• Goal
Leave out every picture, and return exactly the lines from the line containing "Give me the JSON data" through the end of the records below, both inclusive.

• Excerpted records

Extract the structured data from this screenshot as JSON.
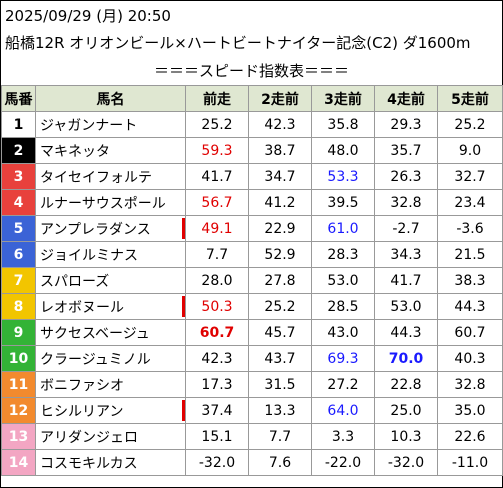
{
  "header": {
    "datetime": "2025/09/29 (月) 20:50",
    "race": "船橋12R オリオンビール×ハートビートナイター記念(C2) ダ1600m"
  },
  "section_title": "＝＝＝スピード指数表＝＝＝",
  "table": {
    "columns": [
      "馬番",
      "馬名",
      "前走",
      "2走前",
      "3走前",
      "4走前",
      "5走前"
    ],
    "rows": [
      {
        "no": "1",
        "name": "ジャガンナート",
        "bg": "#ffffff",
        "fg": "#000000",
        "mark": false,
        "vals": [
          {
            "v": "25.2"
          },
          {
            "v": "42.3"
          },
          {
            "v": "35.8"
          },
          {
            "v": "29.3"
          },
          {
            "v": "25.2"
          }
        ]
      },
      {
        "no": "2",
        "name": "マキネッタ",
        "bg": "#000000",
        "fg": "#ffffff",
        "mark": false,
        "vals": [
          {
            "v": "59.3",
            "c": "red"
          },
          {
            "v": "38.7"
          },
          {
            "v": "48.0"
          },
          {
            "v": "35.7"
          },
          {
            "v": "9.0"
          }
        ]
      },
      {
        "no": "3",
        "name": "タイセイフォルテ",
        "bg": "#e8413c",
        "fg": "#ffffff",
        "mark": false,
        "vals": [
          {
            "v": "41.7"
          },
          {
            "v": "34.7"
          },
          {
            "v": "53.3",
            "c": "blue"
          },
          {
            "v": "26.3"
          },
          {
            "v": "32.7"
          }
        ]
      },
      {
        "no": "4",
        "name": "ルナーサウスポール",
        "bg": "#e8413c",
        "fg": "#ffffff",
        "mark": false,
        "vals": [
          {
            "v": "56.7",
            "c": "red"
          },
          {
            "v": "41.2"
          },
          {
            "v": "39.5"
          },
          {
            "v": "32.8"
          },
          {
            "v": "23.4"
          }
        ]
      },
      {
        "no": "5",
        "name": "アンプレラダンス",
        "bg": "#3b63d6",
        "fg": "#ffffff",
        "mark": true,
        "vals": [
          {
            "v": "49.1",
            "c": "red"
          },
          {
            "v": "22.9"
          },
          {
            "v": "61.0",
            "c": "blue"
          },
          {
            "v": "-2.7"
          },
          {
            "v": "-3.6"
          }
        ]
      },
      {
        "no": "6",
        "name": "ジョイルミナス",
        "bg": "#3b63d6",
        "fg": "#ffffff",
        "mark": false,
        "vals": [
          {
            "v": "7.7"
          },
          {
            "v": "52.9"
          },
          {
            "v": "28.3"
          },
          {
            "v": "34.3"
          },
          {
            "v": "21.5"
          }
        ]
      },
      {
        "no": "7",
        "name": "スパローズ",
        "bg": "#f2c500",
        "fg": "#ffffff",
        "mark": false,
        "vals": [
          {
            "v": "28.0"
          },
          {
            "v": "27.8"
          },
          {
            "v": "53.0"
          },
          {
            "v": "41.7"
          },
          {
            "v": "38.3"
          }
        ]
      },
      {
        "no": "8",
        "name": "レオボヌール",
        "bg": "#f2c500",
        "fg": "#ffffff",
        "mark": true,
        "vals": [
          {
            "v": "50.3",
            "c": "red"
          },
          {
            "v": "25.2"
          },
          {
            "v": "28.5"
          },
          {
            "v": "53.0"
          },
          {
            "v": "44.3"
          }
        ]
      },
      {
        "no": "9",
        "name": "サクセスベージュ",
        "bg": "#33b336",
        "fg": "#ffffff",
        "mark": false,
        "vals": [
          {
            "v": "60.7",
            "c": "red",
            "b": true
          },
          {
            "v": "45.7"
          },
          {
            "v": "43.0"
          },
          {
            "v": "44.3"
          },
          {
            "v": "60.7"
          }
        ]
      },
      {
        "no": "10",
        "name": "クラージュミノル",
        "bg": "#33b336",
        "fg": "#ffffff",
        "mark": false,
        "vals": [
          {
            "v": "42.3"
          },
          {
            "v": "43.7"
          },
          {
            "v": "69.3",
            "c": "blue"
          },
          {
            "v": "70.0",
            "c": "blue",
            "b": true
          },
          {
            "v": "40.3"
          }
        ]
      },
      {
        "no": "11",
        "name": "ボニファシオ",
        "bg": "#f28a2e",
        "fg": "#ffffff",
        "mark": false,
        "vals": [
          {
            "v": "17.3"
          },
          {
            "v": "31.5"
          },
          {
            "v": "27.2"
          },
          {
            "v": "22.8"
          },
          {
            "v": "32.8"
          }
        ]
      },
      {
        "no": "12",
        "name": "ヒシルリアン",
        "bg": "#f28a2e",
        "fg": "#ffffff",
        "mark": true,
        "vals": [
          {
            "v": "37.4"
          },
          {
            "v": "13.3"
          },
          {
            "v": "64.0",
            "c": "blue"
          },
          {
            "v": "25.0"
          },
          {
            "v": "35.0"
          }
        ]
      },
      {
        "no": "13",
        "name": "アリダンジェロ",
        "bg": "#f3a6c3",
        "fg": "#ffffff",
        "mark": false,
        "vals": [
          {
            "v": "15.1"
          },
          {
            "v": "7.7"
          },
          {
            "v": "3.3"
          },
          {
            "v": "10.3"
          },
          {
            "v": "22.6"
          }
        ]
      },
      {
        "no": "14",
        "name": "コスモキルカス",
        "bg": "#f3a6c3",
        "fg": "#ffffff",
        "mark": false,
        "vals": [
          {
            "v": "-32.0"
          },
          {
            "v": "7.6"
          },
          {
            "v": "-22.0"
          },
          {
            "v": "-32.0"
          },
          {
            "v": "-11.0"
          }
        ]
      }
    ]
  }
}
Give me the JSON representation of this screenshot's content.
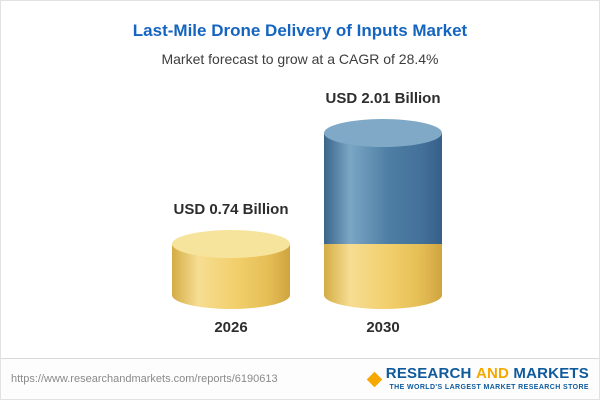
{
  "header": {
    "title": "Last-Mile Drone Delivery of Inputs Market",
    "subtitle": "Market forecast to grow at a CAGR of 28.4%"
  },
  "chart_data": {
    "type": "bar",
    "title": "Last-Mile Drone Delivery of Inputs Market",
    "subtitle": "Market forecast to grow at a CAGR of 28.4%",
    "cagr": "28.4%",
    "unit": "USD Billion",
    "categories": [
      "2026",
      "2030"
    ],
    "values": [
      0.74,
      2.01
    ],
    "value_labels": [
      "USD 0.74 Billion",
      "USD 2.01 Billion"
    ],
    "ylim": [
      0,
      2.01
    ],
    "grid": false,
    "legend": false,
    "colors": {
      "bar_2026": "#F2CF6B",
      "bar_2030_growth": "#4D7EA3",
      "bar_2030_base": "#F2CF6B"
    },
    "notes": "2030 cylinder is stacked: yellow base equal to 2026 value, blue portion is growth to 2.01"
  },
  "footer": {
    "url": "https://www.researchandmarkets.com/reports/6190613",
    "logo": {
      "word1": "RESEARCH",
      "word2": "AND",
      "word3": "MARKETS",
      "tagline": "THE WORLD'S LARGEST MARKET RESEARCH STORE"
    }
  }
}
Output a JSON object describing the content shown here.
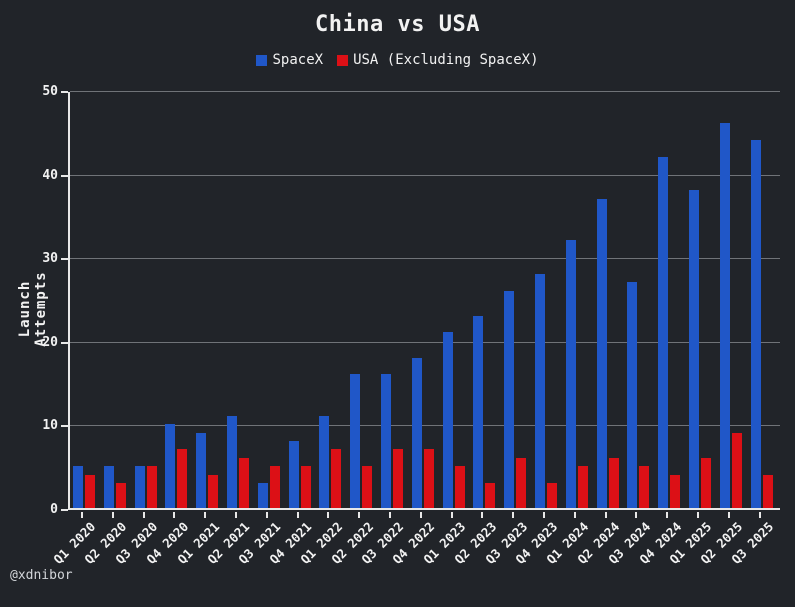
{
  "header": {
    "title": "China vs USA"
  },
  "footer": {
    "watermark": "@xdnibor"
  },
  "theme": {
    "background": "#212429",
    "text": "#f2f2f2",
    "gridline": "#8b8e93",
    "axis": "#e8e8e8",
    "spacex_blue": "#2057c8",
    "usa_red": "#dc1016"
  },
  "chart_data": {
    "type": "bar",
    "title": "China vs USA",
    "xlabel": "",
    "ylabel": "Launch Attempts",
    "ylim": [
      0,
      50
    ],
    "yticks": [
      0,
      10,
      20,
      30,
      40,
      50
    ],
    "grid": true,
    "legend_position": "top",
    "categories": [
      "Q1 2020",
      "Q2 2020",
      "Q3 2020",
      "Q4 2020",
      "Q1 2021",
      "Q2 2021",
      "Q3 2021",
      "Q4 2021",
      "Q1 2022",
      "Q2 2022",
      "Q3 2022",
      "Q4 2022",
      "Q1 2023",
      "Q2 2023",
      "Q3 2023",
      "Q4 2023",
      "Q1 2024",
      "Q2 2024",
      "Q3 2024",
      "Q4 2024",
      "Q1 2025",
      "Q2 2025",
      "Q3 2025"
    ],
    "series": [
      {
        "key": "spacex",
        "name": "SpaceX",
        "color": "#2057c8",
        "values": [
          5,
          5,
          5,
          10,
          9,
          11,
          3,
          8,
          11,
          16,
          16,
          18,
          21,
          23,
          26,
          28,
          32,
          37,
          27,
          42,
          38,
          46,
          44
        ]
      },
      {
        "key": "usa",
        "name": "USA (Excluding SpaceX)",
        "color": "#dc1016",
        "values": [
          4,
          3,
          5,
          7,
          4,
          6,
          5,
          5,
          7,
          5,
          7,
          7,
          5,
          3,
          6,
          3,
          5,
          6,
          5,
          4,
          6,
          9,
          4
        ]
      }
    ]
  }
}
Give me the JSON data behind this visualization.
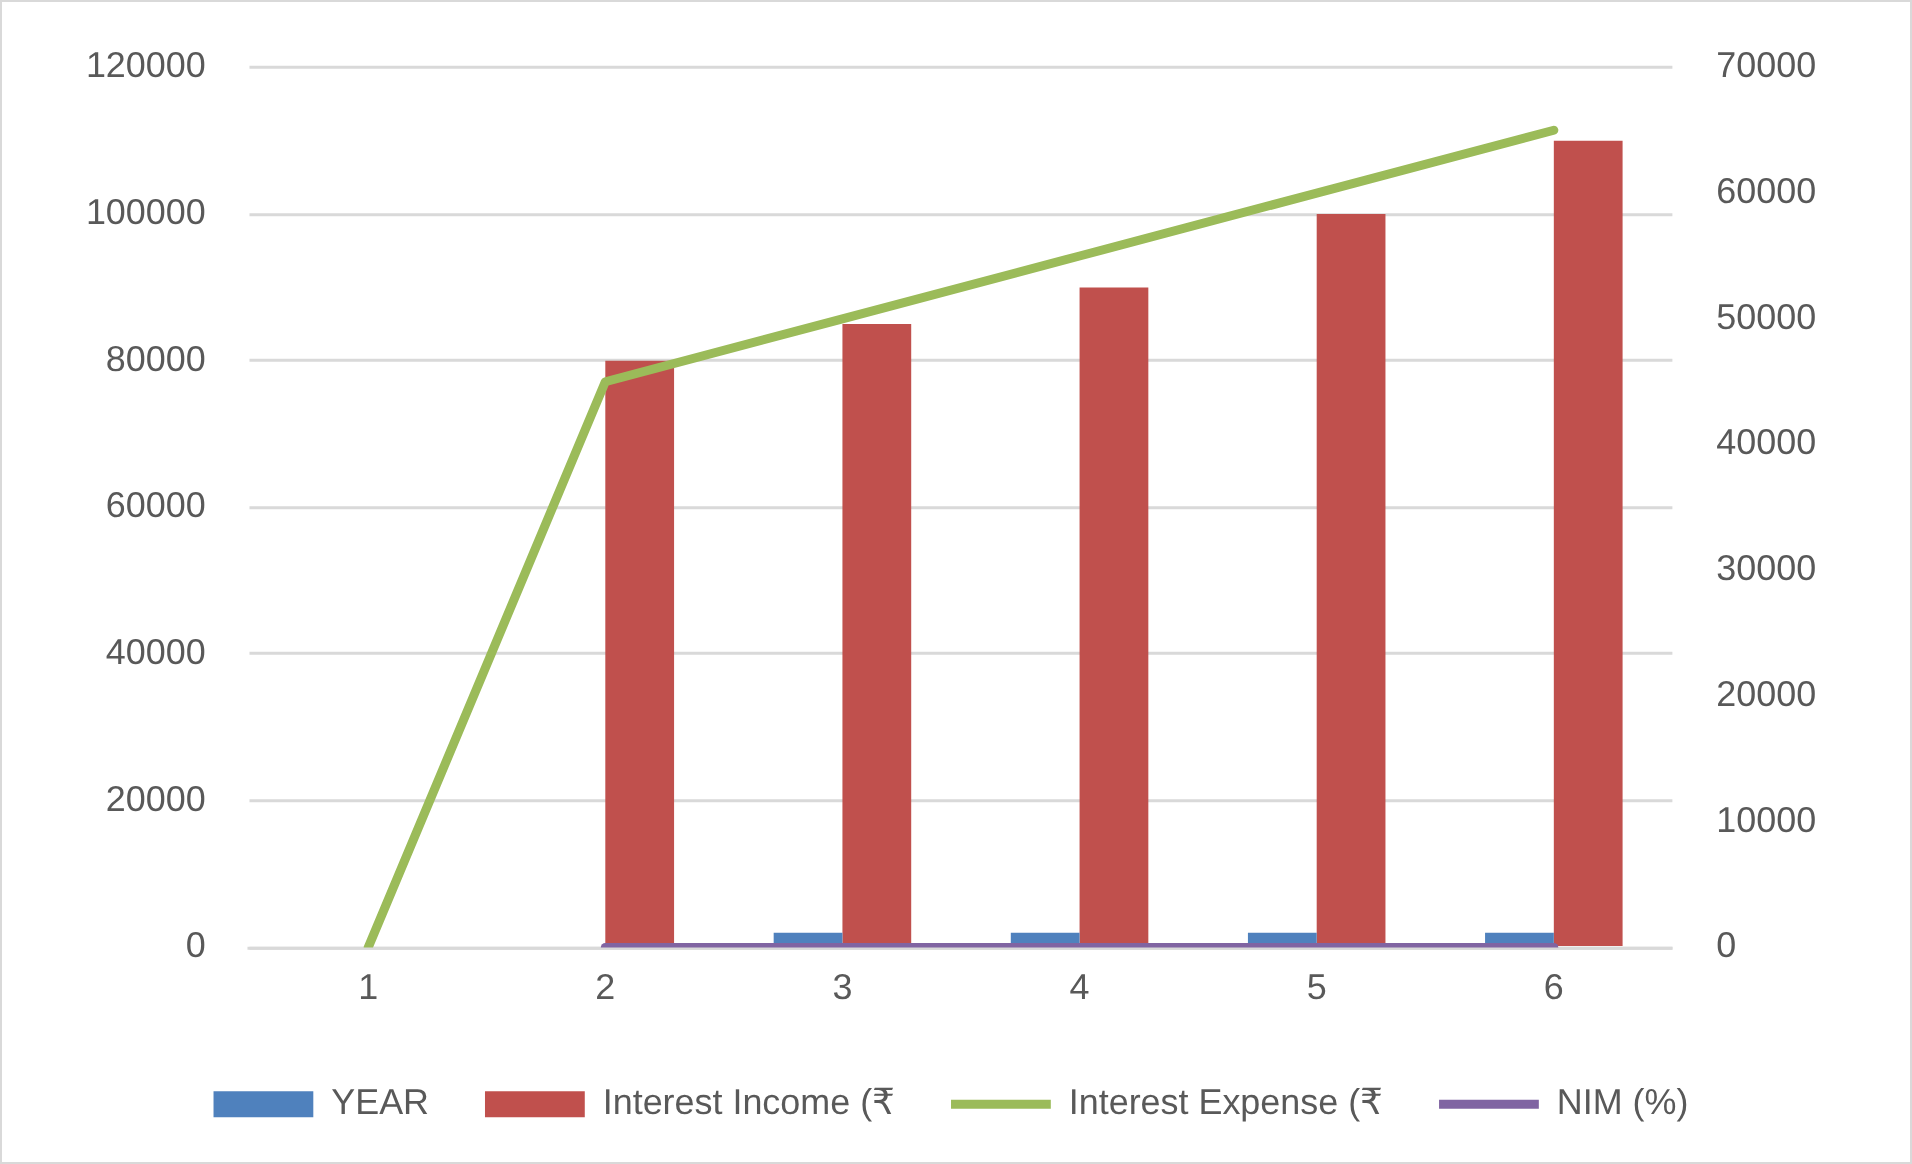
{
  "chart_data": {
    "type": "bar",
    "categories": [
      "1",
      "2",
      "3",
      "4",
      "5",
      "6"
    ],
    "series": [
      {
        "name": "YEAR",
        "color": "#4f81bd",
        "values": [
          null,
          null,
          2000,
          2000,
          2000,
          2000
        ]
      },
      {
        "name": "Interest Income (₹",
        "color": "#c0504d",
        "values": [
          null,
          80000,
          85000,
          90000,
          100000,
          110000
        ]
      },
      {
        "name": "Interest Expense (₹",
        "type": "line",
        "axis": "y2",
        "color": "#9bbb59",
        "values": [
          0,
          45000,
          50000,
          55000,
          60000,
          65000
        ]
      },
      {
        "name": "NIM (%)",
        "type": "line",
        "axis": "y2",
        "color": "#8064a2",
        "values": [
          null,
          0,
          0,
          0,
          0,
          0
        ]
      }
    ],
    "ylim": [
      0,
      120000
    ],
    "yticks": [
      0,
      20000,
      40000,
      60000,
      80000,
      100000,
      120000
    ],
    "y2lim": [
      0,
      70000
    ],
    "y2ticks": [
      0,
      10000,
      20000,
      30000,
      40000,
      50000,
      60000,
      70000
    ],
    "grid": "y",
    "legend": "bottom",
    "marker": "none"
  }
}
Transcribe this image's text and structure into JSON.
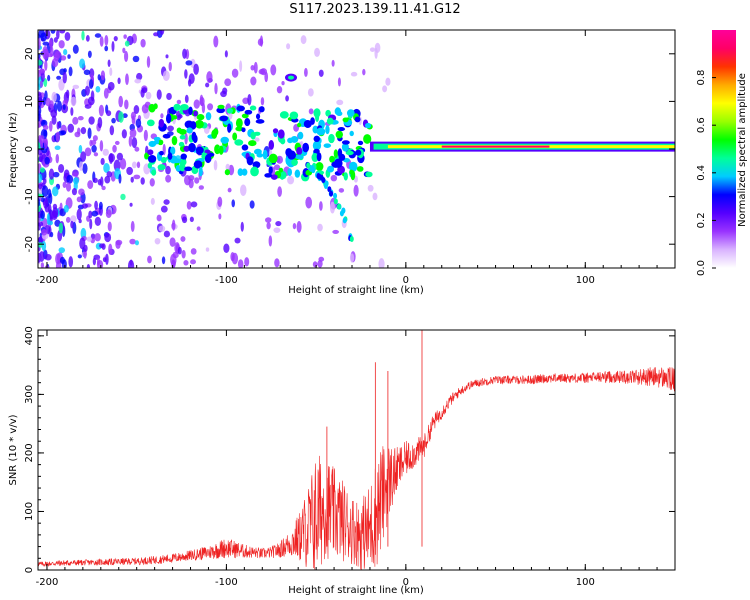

• Worked answer
Give me the JSON data behind this visualization.
{
  "chart_data": {
    "type": "bar",
    "categories": [
      "1",
      "2",
      "3",
      "4",
      "5",
      "6"
    ],
    "series": [
      {
        "name": "YEAR",
        "color": "#4f81bd",
        "values": [
          null,
          null,
          2000,
          2000,
          2000,
          2000
        ]
      },
      {
        "name": "Interest Income (₹",
        "color": "#c0504d",
        "values": [
          null,
          80000,
          85000,
          90000,
          100000,
          110000
        ]
      },
      {
        "name": "Interest Expense (₹",
        "type": "line",
        "axis": "y2",
        "color": "#9bbb59",
        "values": [
          0,
          45000,
          50000,
          55000,
          60000,
          65000
        ]
      },
      {
        "name": "NIM (%)",
        "type": "line",
        "axis": "y2",
        "color": "#8064a2",
        "values": [
          null,
          0,
          0,
          0,
          0,
          0
        ]
      }
    ],
    "ylim": [
      0,
      120000
    ],
    "yticks": [
      0,
      20000,
      40000,
      60000,
      80000,
      100000,
      120000
    ],
    "y2lim": [
      0,
      70000
    ],
    "y2ticks": [
      0,
      10000,
      20000,
      30000,
      40000,
      50000,
      60000,
      70000
    ],
    "grid": "y",
    "legend": "bottom",
    "marker": "none"
  }
}
Transcribe this image's text and structure into JSON.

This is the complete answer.